[Data entries]
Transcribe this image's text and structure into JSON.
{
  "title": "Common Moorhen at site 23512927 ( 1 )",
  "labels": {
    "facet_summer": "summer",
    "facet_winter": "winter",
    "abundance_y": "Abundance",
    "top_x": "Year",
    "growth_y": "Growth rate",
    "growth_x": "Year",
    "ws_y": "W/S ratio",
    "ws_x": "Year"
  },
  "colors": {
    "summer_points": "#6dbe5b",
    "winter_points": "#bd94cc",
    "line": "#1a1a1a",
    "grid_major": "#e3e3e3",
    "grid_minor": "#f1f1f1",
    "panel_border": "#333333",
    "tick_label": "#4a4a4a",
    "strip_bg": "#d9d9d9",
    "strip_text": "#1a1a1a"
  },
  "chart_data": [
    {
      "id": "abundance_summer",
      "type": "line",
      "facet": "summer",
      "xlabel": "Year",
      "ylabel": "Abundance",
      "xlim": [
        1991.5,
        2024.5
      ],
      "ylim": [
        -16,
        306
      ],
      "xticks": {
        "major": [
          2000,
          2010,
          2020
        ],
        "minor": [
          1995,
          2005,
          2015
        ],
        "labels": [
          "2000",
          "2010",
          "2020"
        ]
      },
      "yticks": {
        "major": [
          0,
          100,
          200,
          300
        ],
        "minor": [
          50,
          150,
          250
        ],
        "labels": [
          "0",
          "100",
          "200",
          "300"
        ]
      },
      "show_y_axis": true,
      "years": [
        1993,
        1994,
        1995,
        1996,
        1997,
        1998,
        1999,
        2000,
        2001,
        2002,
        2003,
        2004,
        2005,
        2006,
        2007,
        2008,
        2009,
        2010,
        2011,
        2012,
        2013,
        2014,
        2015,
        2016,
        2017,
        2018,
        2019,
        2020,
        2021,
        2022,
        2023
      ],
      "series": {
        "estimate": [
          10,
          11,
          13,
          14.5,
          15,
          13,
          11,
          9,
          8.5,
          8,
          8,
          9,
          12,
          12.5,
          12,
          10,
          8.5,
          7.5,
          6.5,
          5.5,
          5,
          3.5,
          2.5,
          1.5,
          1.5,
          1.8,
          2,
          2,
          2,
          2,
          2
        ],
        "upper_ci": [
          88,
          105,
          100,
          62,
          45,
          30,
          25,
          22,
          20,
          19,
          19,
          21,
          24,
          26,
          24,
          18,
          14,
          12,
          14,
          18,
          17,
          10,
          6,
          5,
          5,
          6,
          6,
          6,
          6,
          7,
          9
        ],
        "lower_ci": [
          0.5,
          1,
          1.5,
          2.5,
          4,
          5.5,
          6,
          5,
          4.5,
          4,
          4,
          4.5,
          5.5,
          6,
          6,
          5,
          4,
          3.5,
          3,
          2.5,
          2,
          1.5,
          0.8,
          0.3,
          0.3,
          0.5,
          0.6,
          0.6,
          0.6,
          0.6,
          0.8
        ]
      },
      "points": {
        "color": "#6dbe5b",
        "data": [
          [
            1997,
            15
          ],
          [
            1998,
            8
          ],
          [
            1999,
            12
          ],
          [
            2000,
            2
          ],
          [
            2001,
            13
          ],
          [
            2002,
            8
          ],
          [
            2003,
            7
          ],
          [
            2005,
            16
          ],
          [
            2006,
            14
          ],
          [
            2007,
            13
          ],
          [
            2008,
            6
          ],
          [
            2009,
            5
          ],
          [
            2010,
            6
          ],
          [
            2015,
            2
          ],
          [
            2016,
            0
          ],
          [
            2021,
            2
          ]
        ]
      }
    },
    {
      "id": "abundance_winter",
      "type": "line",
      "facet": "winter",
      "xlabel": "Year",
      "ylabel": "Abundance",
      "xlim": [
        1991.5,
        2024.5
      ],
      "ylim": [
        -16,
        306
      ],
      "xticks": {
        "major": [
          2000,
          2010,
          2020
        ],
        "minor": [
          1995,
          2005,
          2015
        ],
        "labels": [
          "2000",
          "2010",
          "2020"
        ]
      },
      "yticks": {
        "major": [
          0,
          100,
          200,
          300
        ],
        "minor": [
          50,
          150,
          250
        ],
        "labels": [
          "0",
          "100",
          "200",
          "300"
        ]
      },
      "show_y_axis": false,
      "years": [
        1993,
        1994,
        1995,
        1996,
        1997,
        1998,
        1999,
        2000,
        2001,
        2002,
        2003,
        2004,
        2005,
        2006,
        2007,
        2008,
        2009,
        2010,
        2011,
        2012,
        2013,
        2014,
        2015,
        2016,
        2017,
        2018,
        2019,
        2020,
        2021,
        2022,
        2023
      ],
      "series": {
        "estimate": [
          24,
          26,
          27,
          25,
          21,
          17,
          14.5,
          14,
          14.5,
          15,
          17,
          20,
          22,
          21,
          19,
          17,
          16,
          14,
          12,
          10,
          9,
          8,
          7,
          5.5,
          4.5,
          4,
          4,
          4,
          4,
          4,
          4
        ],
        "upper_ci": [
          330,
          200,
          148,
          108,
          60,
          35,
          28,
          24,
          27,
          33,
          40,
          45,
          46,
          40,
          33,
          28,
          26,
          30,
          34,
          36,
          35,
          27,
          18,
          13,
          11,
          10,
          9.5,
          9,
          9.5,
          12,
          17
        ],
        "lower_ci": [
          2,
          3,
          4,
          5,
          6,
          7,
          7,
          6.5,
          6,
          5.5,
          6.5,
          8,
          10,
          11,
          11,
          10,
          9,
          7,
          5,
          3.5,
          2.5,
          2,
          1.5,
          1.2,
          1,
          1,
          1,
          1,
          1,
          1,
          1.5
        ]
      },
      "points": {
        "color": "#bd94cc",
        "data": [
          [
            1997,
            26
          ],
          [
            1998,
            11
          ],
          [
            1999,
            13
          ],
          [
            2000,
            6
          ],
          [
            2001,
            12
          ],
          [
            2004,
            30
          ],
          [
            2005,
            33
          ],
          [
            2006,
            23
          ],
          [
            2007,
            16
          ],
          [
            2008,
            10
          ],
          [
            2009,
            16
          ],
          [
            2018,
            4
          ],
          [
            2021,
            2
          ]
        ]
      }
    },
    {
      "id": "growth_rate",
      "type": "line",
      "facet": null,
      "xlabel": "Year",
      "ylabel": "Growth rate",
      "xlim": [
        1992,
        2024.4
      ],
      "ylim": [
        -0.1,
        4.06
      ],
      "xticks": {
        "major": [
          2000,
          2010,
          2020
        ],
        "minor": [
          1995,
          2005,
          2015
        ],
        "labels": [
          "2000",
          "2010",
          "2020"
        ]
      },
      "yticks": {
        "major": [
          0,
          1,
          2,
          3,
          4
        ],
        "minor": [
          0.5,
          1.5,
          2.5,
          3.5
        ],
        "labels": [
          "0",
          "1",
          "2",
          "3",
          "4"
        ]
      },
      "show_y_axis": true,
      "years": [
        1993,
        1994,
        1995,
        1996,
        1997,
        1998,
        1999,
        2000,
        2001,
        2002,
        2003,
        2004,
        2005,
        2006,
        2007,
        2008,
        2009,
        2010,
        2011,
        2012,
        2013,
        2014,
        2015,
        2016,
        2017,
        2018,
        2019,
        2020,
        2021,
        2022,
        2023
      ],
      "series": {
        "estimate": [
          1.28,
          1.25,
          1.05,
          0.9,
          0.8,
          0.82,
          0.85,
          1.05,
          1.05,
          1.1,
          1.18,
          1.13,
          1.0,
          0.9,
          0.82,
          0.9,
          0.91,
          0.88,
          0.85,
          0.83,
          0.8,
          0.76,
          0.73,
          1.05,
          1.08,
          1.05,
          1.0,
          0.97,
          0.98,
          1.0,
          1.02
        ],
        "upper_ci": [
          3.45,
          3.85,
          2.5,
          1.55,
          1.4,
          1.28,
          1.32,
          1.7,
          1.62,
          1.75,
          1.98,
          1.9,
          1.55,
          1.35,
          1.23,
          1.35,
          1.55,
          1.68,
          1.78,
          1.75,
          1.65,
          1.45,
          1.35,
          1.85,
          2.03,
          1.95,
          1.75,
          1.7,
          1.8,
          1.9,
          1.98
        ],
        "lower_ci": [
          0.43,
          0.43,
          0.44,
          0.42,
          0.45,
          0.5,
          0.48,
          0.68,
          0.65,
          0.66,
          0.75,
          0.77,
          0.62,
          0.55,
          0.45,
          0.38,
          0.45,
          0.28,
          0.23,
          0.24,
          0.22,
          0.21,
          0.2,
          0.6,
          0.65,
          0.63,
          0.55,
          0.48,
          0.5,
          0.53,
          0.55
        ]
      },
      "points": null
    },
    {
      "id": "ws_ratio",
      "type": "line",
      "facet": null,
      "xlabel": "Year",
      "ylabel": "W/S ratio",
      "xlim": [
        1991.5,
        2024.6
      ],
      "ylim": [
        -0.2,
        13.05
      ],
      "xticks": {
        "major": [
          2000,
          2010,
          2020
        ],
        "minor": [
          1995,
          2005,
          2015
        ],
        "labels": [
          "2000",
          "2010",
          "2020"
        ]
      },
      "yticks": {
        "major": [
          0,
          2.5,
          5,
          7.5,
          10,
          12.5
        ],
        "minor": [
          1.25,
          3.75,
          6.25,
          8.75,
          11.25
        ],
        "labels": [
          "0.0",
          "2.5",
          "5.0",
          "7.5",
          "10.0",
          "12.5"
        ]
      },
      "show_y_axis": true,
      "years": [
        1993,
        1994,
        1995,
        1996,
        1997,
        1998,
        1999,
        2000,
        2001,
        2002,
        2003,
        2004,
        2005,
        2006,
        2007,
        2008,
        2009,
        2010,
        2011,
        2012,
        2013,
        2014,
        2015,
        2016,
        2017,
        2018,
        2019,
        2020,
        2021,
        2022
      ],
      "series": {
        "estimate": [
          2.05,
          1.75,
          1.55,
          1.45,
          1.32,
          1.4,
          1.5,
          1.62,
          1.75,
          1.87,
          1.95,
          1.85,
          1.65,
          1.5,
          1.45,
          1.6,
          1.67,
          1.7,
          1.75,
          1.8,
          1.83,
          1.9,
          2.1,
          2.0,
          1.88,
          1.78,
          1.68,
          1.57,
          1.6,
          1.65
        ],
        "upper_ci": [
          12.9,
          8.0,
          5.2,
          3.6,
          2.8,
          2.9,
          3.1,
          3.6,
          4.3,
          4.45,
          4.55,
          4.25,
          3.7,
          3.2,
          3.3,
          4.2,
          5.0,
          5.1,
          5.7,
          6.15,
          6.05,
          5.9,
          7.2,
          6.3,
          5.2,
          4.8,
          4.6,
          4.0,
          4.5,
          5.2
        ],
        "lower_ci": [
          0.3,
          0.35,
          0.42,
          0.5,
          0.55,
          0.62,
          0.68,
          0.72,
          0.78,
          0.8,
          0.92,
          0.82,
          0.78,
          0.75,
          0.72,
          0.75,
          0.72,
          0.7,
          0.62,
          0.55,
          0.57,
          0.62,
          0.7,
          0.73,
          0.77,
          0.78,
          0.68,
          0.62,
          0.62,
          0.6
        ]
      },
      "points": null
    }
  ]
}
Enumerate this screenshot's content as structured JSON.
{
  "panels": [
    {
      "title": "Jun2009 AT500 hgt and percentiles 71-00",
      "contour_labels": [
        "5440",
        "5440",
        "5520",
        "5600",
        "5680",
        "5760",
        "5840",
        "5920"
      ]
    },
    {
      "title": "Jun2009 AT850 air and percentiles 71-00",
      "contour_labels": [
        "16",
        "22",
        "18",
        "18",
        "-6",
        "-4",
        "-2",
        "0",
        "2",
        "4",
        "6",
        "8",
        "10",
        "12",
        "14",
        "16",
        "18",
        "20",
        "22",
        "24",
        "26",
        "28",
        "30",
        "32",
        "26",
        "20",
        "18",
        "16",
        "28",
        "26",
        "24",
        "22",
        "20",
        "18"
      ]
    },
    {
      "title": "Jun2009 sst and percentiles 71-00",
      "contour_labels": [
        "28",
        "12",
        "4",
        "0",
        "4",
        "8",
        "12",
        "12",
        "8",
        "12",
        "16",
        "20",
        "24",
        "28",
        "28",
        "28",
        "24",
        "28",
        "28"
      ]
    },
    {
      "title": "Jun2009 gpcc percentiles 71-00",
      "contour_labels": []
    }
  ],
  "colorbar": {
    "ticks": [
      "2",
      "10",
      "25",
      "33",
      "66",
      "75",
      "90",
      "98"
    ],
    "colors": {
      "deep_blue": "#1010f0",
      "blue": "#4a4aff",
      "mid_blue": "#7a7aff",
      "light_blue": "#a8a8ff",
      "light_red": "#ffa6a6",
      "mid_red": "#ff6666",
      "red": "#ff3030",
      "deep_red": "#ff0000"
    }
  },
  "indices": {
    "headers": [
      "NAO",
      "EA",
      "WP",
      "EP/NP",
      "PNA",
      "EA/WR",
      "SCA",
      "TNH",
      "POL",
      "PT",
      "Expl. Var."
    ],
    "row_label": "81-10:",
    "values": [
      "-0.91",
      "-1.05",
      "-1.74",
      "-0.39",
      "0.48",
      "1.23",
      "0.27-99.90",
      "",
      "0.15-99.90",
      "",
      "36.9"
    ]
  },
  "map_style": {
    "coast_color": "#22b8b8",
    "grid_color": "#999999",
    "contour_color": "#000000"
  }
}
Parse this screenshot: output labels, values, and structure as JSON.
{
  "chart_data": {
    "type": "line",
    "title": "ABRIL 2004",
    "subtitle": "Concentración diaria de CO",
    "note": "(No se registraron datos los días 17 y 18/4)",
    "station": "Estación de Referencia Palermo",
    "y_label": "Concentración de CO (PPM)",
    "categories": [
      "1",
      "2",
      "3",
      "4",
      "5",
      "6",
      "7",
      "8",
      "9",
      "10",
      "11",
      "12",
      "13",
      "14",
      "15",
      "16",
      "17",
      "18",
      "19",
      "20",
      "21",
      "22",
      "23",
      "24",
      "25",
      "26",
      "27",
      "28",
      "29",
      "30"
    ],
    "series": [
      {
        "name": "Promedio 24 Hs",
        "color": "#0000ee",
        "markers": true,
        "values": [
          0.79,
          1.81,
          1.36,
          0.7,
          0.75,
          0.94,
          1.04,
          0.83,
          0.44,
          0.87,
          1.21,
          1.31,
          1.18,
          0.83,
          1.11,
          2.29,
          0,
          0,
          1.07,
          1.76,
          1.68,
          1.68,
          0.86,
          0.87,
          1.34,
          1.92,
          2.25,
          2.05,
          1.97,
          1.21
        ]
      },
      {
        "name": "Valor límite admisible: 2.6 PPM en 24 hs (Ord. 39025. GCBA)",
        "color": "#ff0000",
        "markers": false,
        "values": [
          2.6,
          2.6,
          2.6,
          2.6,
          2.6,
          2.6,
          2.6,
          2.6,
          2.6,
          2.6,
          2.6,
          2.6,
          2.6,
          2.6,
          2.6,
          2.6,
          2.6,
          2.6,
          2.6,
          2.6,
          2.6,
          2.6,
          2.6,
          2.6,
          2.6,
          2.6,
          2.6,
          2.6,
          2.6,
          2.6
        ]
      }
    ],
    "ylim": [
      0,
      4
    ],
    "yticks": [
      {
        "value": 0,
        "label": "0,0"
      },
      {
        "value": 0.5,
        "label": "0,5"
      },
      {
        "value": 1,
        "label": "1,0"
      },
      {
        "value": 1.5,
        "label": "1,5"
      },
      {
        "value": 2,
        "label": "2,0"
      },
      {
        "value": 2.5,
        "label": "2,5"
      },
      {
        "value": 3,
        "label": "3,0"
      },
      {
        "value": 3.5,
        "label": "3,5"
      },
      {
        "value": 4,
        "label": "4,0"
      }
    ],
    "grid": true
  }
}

Problem statement —
Across the entries above, how many lines contain "ylabel"? Provide only the count.

Exercise response —
4